◆ **Directions**:
Find the lines that contain the word "Nₐ为阿伏加德罗常数的值" and copy each one.

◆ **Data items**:
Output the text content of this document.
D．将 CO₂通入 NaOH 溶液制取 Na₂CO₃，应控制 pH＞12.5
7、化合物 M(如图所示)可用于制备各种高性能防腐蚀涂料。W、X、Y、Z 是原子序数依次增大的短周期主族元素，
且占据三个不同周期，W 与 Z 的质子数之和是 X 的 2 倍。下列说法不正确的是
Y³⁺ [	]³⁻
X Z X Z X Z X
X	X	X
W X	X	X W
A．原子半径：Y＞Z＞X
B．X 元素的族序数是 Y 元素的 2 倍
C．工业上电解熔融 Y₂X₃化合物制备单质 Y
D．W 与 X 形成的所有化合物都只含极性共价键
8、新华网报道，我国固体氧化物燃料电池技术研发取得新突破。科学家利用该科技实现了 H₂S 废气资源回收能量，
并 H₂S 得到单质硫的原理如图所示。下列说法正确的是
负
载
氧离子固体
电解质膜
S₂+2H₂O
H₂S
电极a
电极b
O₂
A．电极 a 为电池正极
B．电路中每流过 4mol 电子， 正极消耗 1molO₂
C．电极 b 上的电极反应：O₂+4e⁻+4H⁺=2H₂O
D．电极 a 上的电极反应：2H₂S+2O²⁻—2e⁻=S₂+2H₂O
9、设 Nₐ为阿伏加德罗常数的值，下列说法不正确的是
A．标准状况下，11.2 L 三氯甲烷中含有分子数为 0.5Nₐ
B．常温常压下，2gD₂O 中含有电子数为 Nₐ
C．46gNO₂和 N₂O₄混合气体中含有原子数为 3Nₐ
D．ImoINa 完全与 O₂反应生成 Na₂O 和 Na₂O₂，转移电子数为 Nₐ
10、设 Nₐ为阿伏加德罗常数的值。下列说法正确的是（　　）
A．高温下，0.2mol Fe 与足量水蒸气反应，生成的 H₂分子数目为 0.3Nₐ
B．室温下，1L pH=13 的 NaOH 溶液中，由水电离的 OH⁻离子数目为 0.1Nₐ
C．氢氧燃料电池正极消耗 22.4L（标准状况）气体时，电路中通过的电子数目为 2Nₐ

◆ **Response to this exercise**:
9、设 Nₐ为阿伏加德罗常数的值，下列说法不正确的是
10、设 Nₐ为阿伏加德罗常数的值。下列说法正确的是（　　）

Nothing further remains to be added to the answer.